Task instructions -
Identify all lines in the data containing the string "this". Copy them out.

## Begin Dataset content

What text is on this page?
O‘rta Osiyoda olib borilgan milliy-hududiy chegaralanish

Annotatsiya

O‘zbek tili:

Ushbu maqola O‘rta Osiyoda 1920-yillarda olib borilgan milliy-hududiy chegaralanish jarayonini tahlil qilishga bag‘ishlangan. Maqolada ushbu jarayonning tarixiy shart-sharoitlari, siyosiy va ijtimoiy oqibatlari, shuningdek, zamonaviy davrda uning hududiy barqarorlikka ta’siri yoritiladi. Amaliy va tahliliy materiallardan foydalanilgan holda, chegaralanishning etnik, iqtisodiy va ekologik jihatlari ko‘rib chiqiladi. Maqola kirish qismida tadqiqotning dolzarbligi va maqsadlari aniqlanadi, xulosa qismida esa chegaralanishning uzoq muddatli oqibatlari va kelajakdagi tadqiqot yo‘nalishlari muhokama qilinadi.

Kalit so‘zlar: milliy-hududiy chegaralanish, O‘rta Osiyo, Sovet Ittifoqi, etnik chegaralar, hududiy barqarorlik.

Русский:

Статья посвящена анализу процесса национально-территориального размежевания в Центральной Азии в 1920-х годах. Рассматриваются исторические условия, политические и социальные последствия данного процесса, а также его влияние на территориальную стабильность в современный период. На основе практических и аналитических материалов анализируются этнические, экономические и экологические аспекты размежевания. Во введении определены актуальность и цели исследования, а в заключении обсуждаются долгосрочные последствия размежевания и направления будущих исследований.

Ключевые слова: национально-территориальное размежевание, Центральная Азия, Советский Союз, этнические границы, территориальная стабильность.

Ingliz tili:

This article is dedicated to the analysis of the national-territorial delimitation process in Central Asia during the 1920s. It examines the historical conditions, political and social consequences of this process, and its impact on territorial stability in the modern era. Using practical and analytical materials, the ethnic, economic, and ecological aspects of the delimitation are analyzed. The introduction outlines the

## End Dataset content

Reply to the exercise -
What text is on this page?
This article is dedicated to the analysis of the national-territorial delimitation process in Central Asia during the 1920s. It examines the historical conditions, political and social consequences of this process, and its impact on territorial stability in the modern era. Using practical and analytical materials, the ethnic, economic, and ecological aspects of the delimitation are analyzed. The introduction outlines the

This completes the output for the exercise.